### Exercise aim
What is the count of lines in the listing below that hold the string "xlabel"? Reply with that number alone.

-- start of Records provided --

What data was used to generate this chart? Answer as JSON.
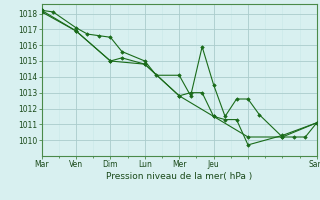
{
  "title": "",
  "xlabel": "Pression niveau de la mer( hPa )",
  "bg_color": "#d8f0f0",
  "grid_color_major": "#aacccc",
  "grid_color_minor": "#c8e8e8",
  "line_color": "#1a6b1a",
  "marker_color": "#1a6b1a",
  "ylim": [
    1009.0,
    1018.6
  ],
  "yticks": [
    1010,
    1011,
    1012,
    1013,
    1014,
    1015,
    1016,
    1017,
    1018
  ],
  "day_tick_positions": [
    0,
    12,
    24,
    36,
    48,
    60,
    72,
    96
  ],
  "day_tick_labels": [
    "Mar",
    "Ven",
    "Dim",
    "Lun",
    "Mer",
    "Jeu",
    "",
    "Sam"
  ],
  "series": [
    {
      "x": [
        0,
        4,
        12,
        16,
        20,
        24,
        28,
        36,
        40,
        48,
        52,
        56,
        60,
        64,
        68,
        72,
        76,
        84,
        88,
        92,
        96
      ],
      "y": [
        1018.2,
        1018.1,
        1017.1,
        1016.7,
        1016.6,
        1016.5,
        1015.6,
        1015.0,
        1014.1,
        1014.1,
        1012.8,
        1015.9,
        1013.5,
        1011.5,
        1012.6,
        1012.6,
        1011.6,
        1010.2,
        1010.2,
        1010.2,
        1011.1
      ]
    },
    {
      "x": [
        0,
        12,
        24,
        28,
        36,
        48,
        52,
        56,
        60,
        64,
        68,
        72,
        84,
        96
      ],
      "y": [
        1018.1,
        1016.9,
        1015.0,
        1015.2,
        1014.8,
        1012.8,
        1013.0,
        1013.0,
        1011.5,
        1011.3,
        1011.3,
        1009.7,
        1010.3,
        1011.1
      ]
    },
    {
      "x": [
        0,
        12,
        24,
        36,
        48,
        60,
        72,
        84,
        96
      ],
      "y": [
        1018.2,
        1016.9,
        1015.0,
        1014.8,
        1012.8,
        1011.5,
        1010.2,
        1010.2,
        1011.1
      ]
    }
  ],
  "xmax": 96
}
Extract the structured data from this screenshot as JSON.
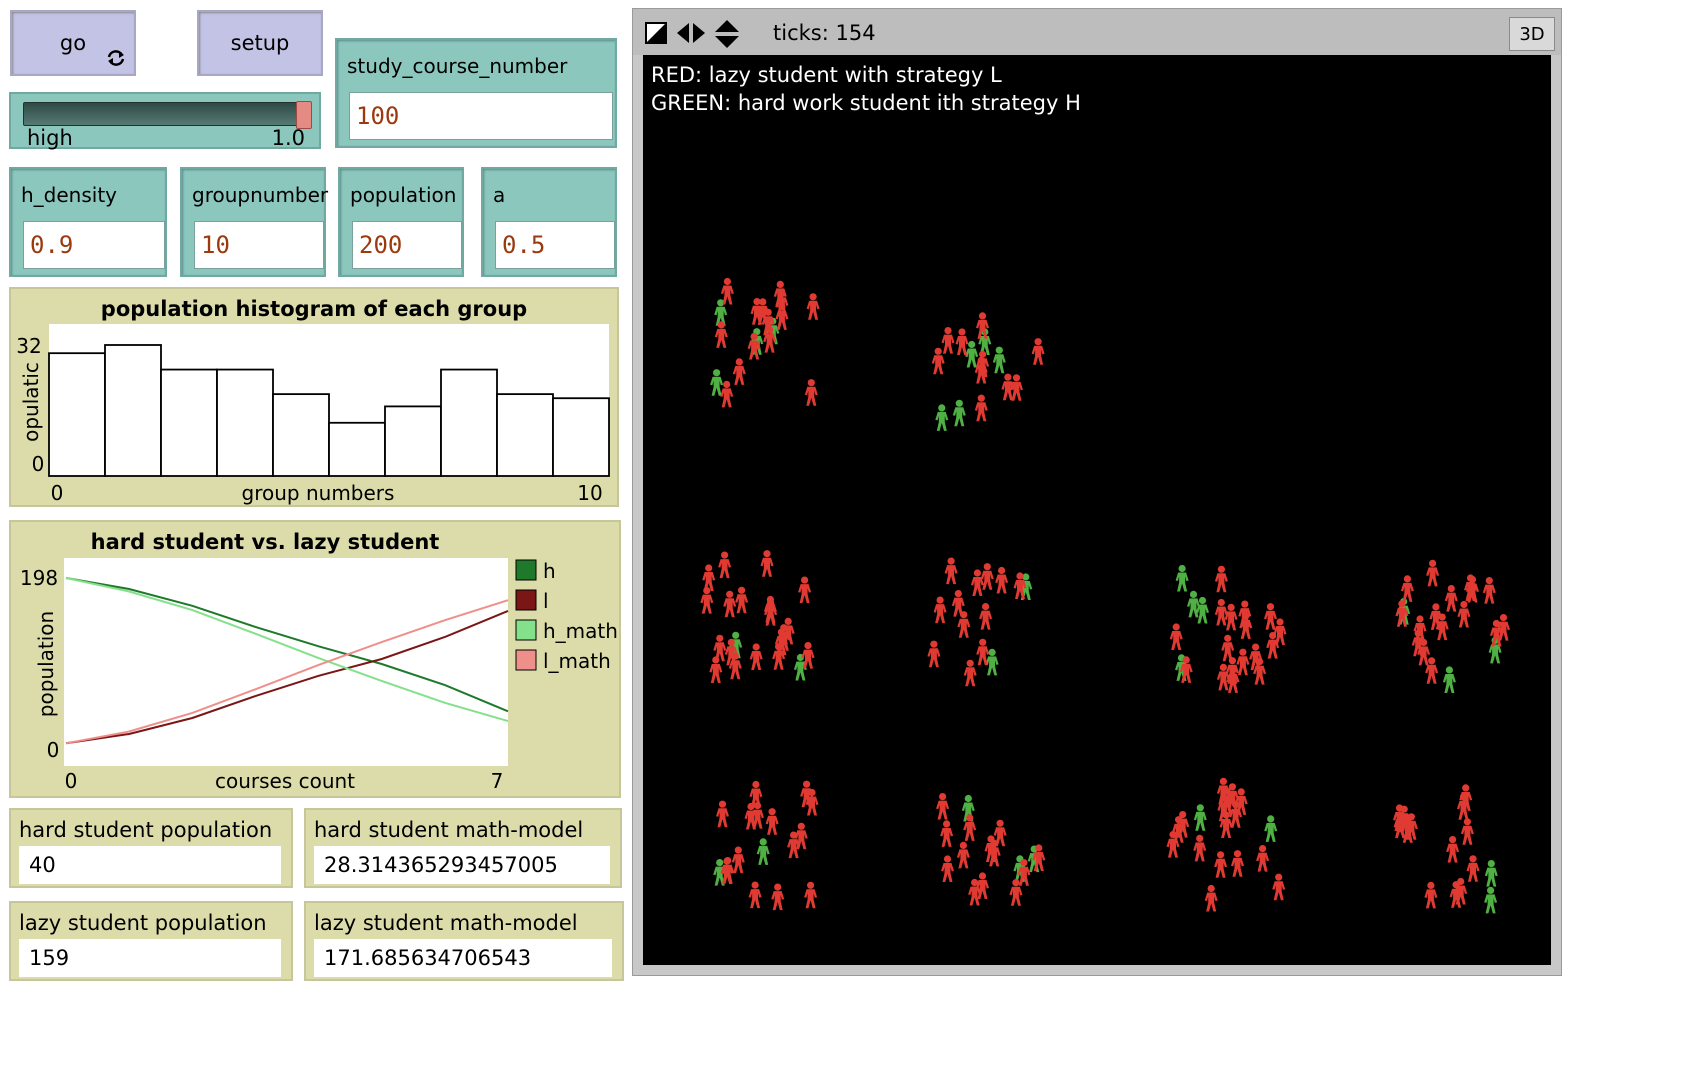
{
  "buttons": {
    "go_label": "go",
    "setup_label": "setup"
  },
  "slider": {
    "label": "high",
    "value": "1.0",
    "fraction": 1.0
  },
  "inputs": {
    "study_course_number": {
      "label": "study_course_number",
      "value": "100"
    },
    "h_density": {
      "label": "h_density",
      "value": "0.9"
    },
    "groupnumber": {
      "label": "groupnumber",
      "value": "10"
    },
    "population": {
      "label": "population",
      "value": "200"
    },
    "a": {
      "label": "a",
      "value": "0.5"
    }
  },
  "histogram": {
    "title": "population histogram of each group",
    "y_label": "opulatic",
    "x_label": "group numbers",
    "y_ticks": [
      "32",
      "0"
    ],
    "x_ticks": [
      "0",
      "10"
    ]
  },
  "lineplot": {
    "title": "hard student vs. lazy student",
    "y_label": "population",
    "x_label": "courses count",
    "y_ticks": [
      "198",
      "0"
    ],
    "x_ticks": [
      "0",
      "7"
    ],
    "legend": [
      {
        "name": "h",
        "color": "#1e7a2a"
      },
      {
        "name": "l",
        "color": "#7a1616"
      },
      {
        "name": "h_math",
        "color": "#84e08a"
      },
      {
        "name": "l_math",
        "color": "#ef8f8a"
      }
    ]
  },
  "chart_data": [
    {
      "type": "bar",
      "title": "population histogram of each group",
      "xlabel": "group numbers",
      "ylabel": "opulatic",
      "xlim": [
        0,
        10
      ],
      "ylim": [
        0,
        32
      ],
      "categories": [
        "0",
        "1",
        "2",
        "3",
        "4",
        "5",
        "6",
        "7",
        "8",
        "9"
      ],
      "values": [
        30,
        32,
        26,
        26,
        20,
        13,
        17,
        26,
        20,
        19
      ]
    },
    {
      "type": "line",
      "title": "hard student vs. lazy student",
      "xlabel": "courses count",
      "ylabel": "population",
      "xlim": [
        0,
        7
      ],
      "ylim": [
        0,
        198
      ],
      "series": [
        {
          "name": "h",
          "color": "#1e7a2a",
          "x": [
            0,
            1,
            2,
            3,
            4,
            5,
            6,
            7
          ],
          "y": [
            198,
            185,
            165,
            140,
            117,
            96,
            71,
            40
          ]
        },
        {
          "name": "l",
          "color": "#7a1616",
          "x": [
            0,
            1,
            2,
            3,
            4,
            5,
            6,
            7
          ],
          "y": [
            2,
            13,
            32,
            58,
            82,
            102,
            128,
            159
          ]
        },
        {
          "name": "h_math",
          "color": "#84e08a",
          "x": [
            0,
            1,
            2,
            3,
            4,
            5,
            6,
            7
          ],
          "y": [
            198,
            182,
            160,
            132,
            103,
            76,
            50,
            28.31
          ]
        },
        {
          "name": "l_math",
          "color": "#ef8f8a",
          "x": [
            0,
            1,
            2,
            3,
            4,
            5,
            6,
            7
          ],
          "y": [
            2,
            16,
            38,
            66,
            95,
            122,
            148,
            171.69
          ]
        }
      ]
    }
  ],
  "monitors": {
    "hard_pop": {
      "label": "hard student population",
      "value": "40"
    },
    "hard_math": {
      "label": "hard student math-model",
      "value": "28.314365293457005"
    },
    "lazy_pop": {
      "label": "lazy student population",
      "value": "159"
    },
    "lazy_math": {
      "label": "lazy student math-model",
      "value": "171.685634706543"
    }
  },
  "view": {
    "ticks_text": "ticks: 154",
    "btn_3d": "3D",
    "legend_red": "RED: lazy student with strategy L",
    "legend_green": "GREEN: hard work student ith strategy H",
    "colors": {
      "red": "#e03a33",
      "green": "#4fb043"
    }
  }
}
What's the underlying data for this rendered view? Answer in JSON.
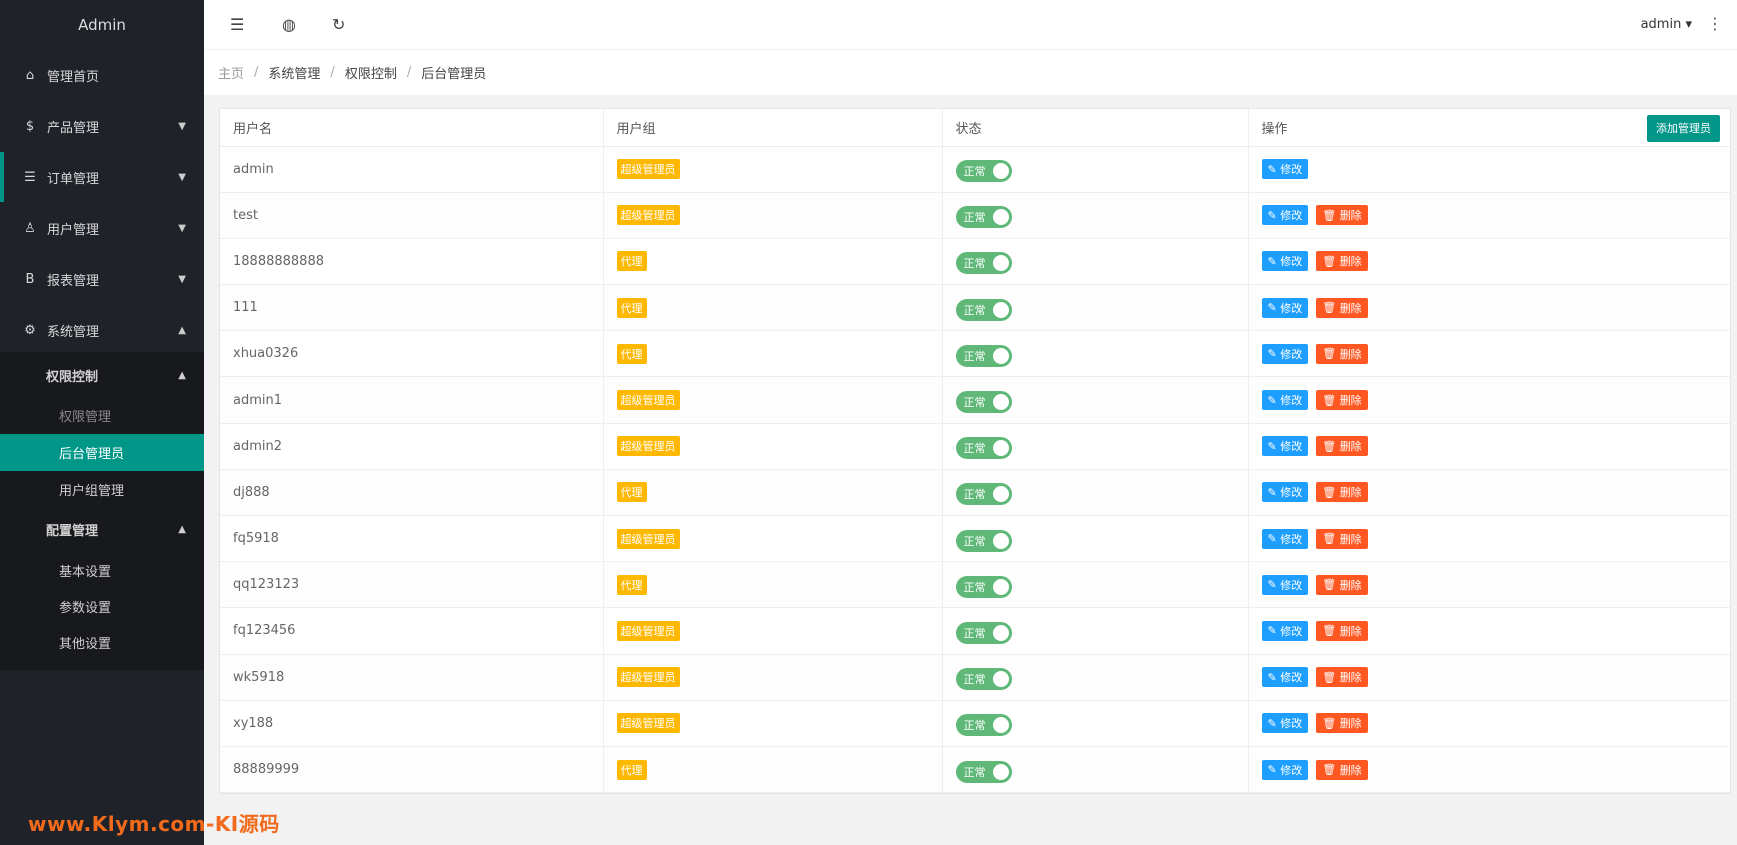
{
  "app_title": "Admin",
  "watermark": "www.Klym.com-KI源码",
  "sidebar": {
    "items": [
      {
        "label": "管理首页",
        "icon": "home-icon",
        "glyph": "⌂",
        "arrow": ""
      },
      {
        "label": "产品管理",
        "icon": "dollar-icon",
        "glyph": "$",
        "arrow": "▼"
      },
      {
        "label": "订单管理",
        "icon": "layers-icon",
        "glyph": "☰",
        "arrow": "▼"
      },
      {
        "label": "用户管理",
        "icon": "user-icon",
        "glyph": "♙",
        "arrow": "▼"
      },
      {
        "label": "报表管理",
        "icon": "b-icon",
        "glyph": "B",
        "arrow": "▼"
      },
      {
        "label": "系统管理",
        "icon": "gear-icon",
        "glyph": "⚙",
        "arrow": "▲"
      }
    ],
    "sub": {
      "group1": "权限控制",
      "group1_arrow": "▲",
      "hidden_item": "权限管理",
      "admins": "后台管理员",
      "usergroups": "用户组管理",
      "group2": "配置管理",
      "group2_arrow": "▲",
      "basic": "基本设置",
      "params": "参数设置",
      "other": "其他设置"
    }
  },
  "topbar": {
    "user": "admin",
    "user_arrow": "▾",
    "more": "⋮"
  },
  "breadcrumb": [
    "主页",
    "系统管理",
    "权限控制",
    "后台管理员"
  ],
  "table": {
    "headers": [
      "用户名",
      "用户组",
      "状态",
      "操作"
    ],
    "add_button": "添加管理员",
    "edit_label": "修改",
    "delete_label": "删除",
    "status_label": "正常",
    "rows": [
      {
        "username": "admin",
        "group": "超级管理员",
        "deletable": false
      },
      {
        "username": "test",
        "group": "超级管理员",
        "deletable": true
      },
      {
        "username": "18888888888",
        "group": "代理",
        "deletable": true
      },
      {
        "username": "111",
        "group": "代理",
        "deletable": true
      },
      {
        "username": "xhua0326",
        "group": "代理",
        "deletable": true
      },
      {
        "username": "admin1",
        "group": "超级管理员",
        "deletable": true
      },
      {
        "username": "admin2",
        "group": "超级管理员",
        "deletable": true
      },
      {
        "username": "dj888",
        "group": "代理",
        "deletable": true
      },
      {
        "username": "fq5918",
        "group": "超级管理员",
        "deletable": true
      },
      {
        "username": "qq123123",
        "group": "代理",
        "deletable": true
      },
      {
        "username": "fq123456",
        "group": "超级管理员",
        "deletable": true
      },
      {
        "username": "wk5918",
        "group": "超级管理员",
        "deletable": true
      },
      {
        "username": "xy188",
        "group": "超级管理员",
        "deletable": true
      },
      {
        "username": "88889999",
        "group": "代理",
        "deletable": true
      }
    ]
  }
}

-- end of Records provided --

### Solution
3